■ Set problem
Every entry must be given again exactly.

[Extracted records]
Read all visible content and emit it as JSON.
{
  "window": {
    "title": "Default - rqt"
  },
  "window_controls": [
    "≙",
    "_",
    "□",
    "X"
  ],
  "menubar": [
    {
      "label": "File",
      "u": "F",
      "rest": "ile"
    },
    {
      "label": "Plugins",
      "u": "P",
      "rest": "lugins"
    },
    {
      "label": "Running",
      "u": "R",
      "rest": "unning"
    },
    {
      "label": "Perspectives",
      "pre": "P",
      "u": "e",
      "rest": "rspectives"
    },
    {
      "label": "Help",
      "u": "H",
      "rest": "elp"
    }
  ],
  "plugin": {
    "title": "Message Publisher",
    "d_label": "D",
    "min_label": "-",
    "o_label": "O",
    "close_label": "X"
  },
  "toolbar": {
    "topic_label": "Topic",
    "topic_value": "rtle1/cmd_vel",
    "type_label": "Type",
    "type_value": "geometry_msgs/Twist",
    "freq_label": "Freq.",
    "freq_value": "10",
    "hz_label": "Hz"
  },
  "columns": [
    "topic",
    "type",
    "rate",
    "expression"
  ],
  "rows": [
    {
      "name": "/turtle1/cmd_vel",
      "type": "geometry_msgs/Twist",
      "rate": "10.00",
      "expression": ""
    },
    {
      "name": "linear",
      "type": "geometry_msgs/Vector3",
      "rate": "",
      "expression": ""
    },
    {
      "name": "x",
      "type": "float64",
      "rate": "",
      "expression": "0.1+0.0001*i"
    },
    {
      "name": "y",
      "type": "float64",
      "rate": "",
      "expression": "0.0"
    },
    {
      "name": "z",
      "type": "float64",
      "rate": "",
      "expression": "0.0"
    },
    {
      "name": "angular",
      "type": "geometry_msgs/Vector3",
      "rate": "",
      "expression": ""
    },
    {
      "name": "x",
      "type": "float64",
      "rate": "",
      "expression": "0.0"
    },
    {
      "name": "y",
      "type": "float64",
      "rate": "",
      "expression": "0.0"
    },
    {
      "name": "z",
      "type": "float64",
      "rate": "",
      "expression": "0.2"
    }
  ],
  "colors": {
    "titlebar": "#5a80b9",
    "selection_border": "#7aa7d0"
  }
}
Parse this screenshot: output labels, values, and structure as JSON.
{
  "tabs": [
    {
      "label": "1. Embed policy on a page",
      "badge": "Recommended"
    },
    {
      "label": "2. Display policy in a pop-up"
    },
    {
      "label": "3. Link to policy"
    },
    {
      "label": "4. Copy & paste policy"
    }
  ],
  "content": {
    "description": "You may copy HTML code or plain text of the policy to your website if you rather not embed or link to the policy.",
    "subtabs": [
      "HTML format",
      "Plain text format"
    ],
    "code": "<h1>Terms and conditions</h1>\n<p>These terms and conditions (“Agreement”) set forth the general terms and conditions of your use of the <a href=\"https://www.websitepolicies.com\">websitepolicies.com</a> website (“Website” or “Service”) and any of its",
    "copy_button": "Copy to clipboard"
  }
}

■ Solved problem
Read all visible content and emit it as JSON.
{
  "window": {
    "title": "Default - rqt"
  },
  "window_controls": [
    "≙",
    "_",
    "□",
    "X"
  ],
  "menubar": [
    {
      "label": "File",
      "u": "F",
      "rest": "ile"
    },
    {
      "label": "Plugins",
      "u": "P",
      "rest": "lugins"
    },
    {
      "label": "Running",
      "u": "R",
      "rest": "unning"
    },
    {
      "label": "Perspectives",
      "pre": "P",
      "u": "e",
      "rest": "rspectives"
    },
    {
      "label": "Help",
      "u": "H",
      "rest": "elp"
    }
  ],
  "plugin": {
    "title": "Message Publisher",
    "d_label": "D",
    "min_label": "-",
    "o_label": "O",
    "close_label": "X"
  },
  "toolbar": {
    "topic_label": "Topic",
    "topic_value": "rtle1/cmd_vel",
    "type_label": "Type",
    "type_value": "geometry_msgs/Twist",
    "freq_label": "Freq.",
    "freq_value": "10",
    "hz_label": "Hz"
  },
  "columns": [
    "topic",
    "type",
    "rate",
    "expression"
  ],
  "rows": [
    {
      "name": "/turtle1/cmd_vel",
      "type": "geometry_msgs/Twist",
      "rate": "10.00",
      "expression": ""
    },
    {
      "name": "linear",
      "type": "geometry_msgs/Vector3",
      "rate": "",
      "expression": ""
    },
    {
      "name": "x",
      "type": "float64",
      "rate": "",
      "expression": "0.1+0.0001*i"
    },
    {
      "name": "y",
      "type": "float64",
      "rate": "",
      "expression": "0.0"
    },
    {
      "name": "z",
      "type": "float64",
      "rate": "",
      "expression": "0.0"
    },
    {
      "name": "angular",
      "type": "geometry_msgs/Vector3",
      "rate": "",
      "expression": ""
    },
    {
      "name": "x",
      "type": "float64",
      "rate": "",
      "expression": "0.0"
    },
    {
      "name": "y",
      "type": "float64",
      "rate": "",
      "expression": "0.0"
    },
    {
      "name": "z",
      "type": "float64",
      "rate": "",
      "expression": "0.2"
    }
  ],
  "colors": {
    "titlebar": "#5a80b9",
    "selection_border": "#7aa7d0"
  }
}
Parse this screenshot: output labels, values, and structure as JSON.
{
  "tabs": [
    {
      "label": "1. Embed policy on a page",
      "badge": "Recommended"
    },
    {
      "label": "2. Display policy in a pop-up"
    },
    {
      "label": "3. Link to policy"
    },
    {
      "label": "4. Copy & paste policy"
    }
  ],
  "content": {
    "description": "You may copy HTML code or plain text of the policy to your website if you rather not embed or link to the policy.",
    "subtabs": [
      "HTML format",
      "Plain text format"
    ],
    "code": "<h1>Terms and conditions</h1>\n<p>These terms and conditions (“Agreement”) set forth the general terms and conditions of your use of the <a href=\"https://www.websitepolicies.com\">websitepolicies.com</a> website (“Website” or “Service”) and any of its",
    "copy_button": "Copy to clipboard"
  }
}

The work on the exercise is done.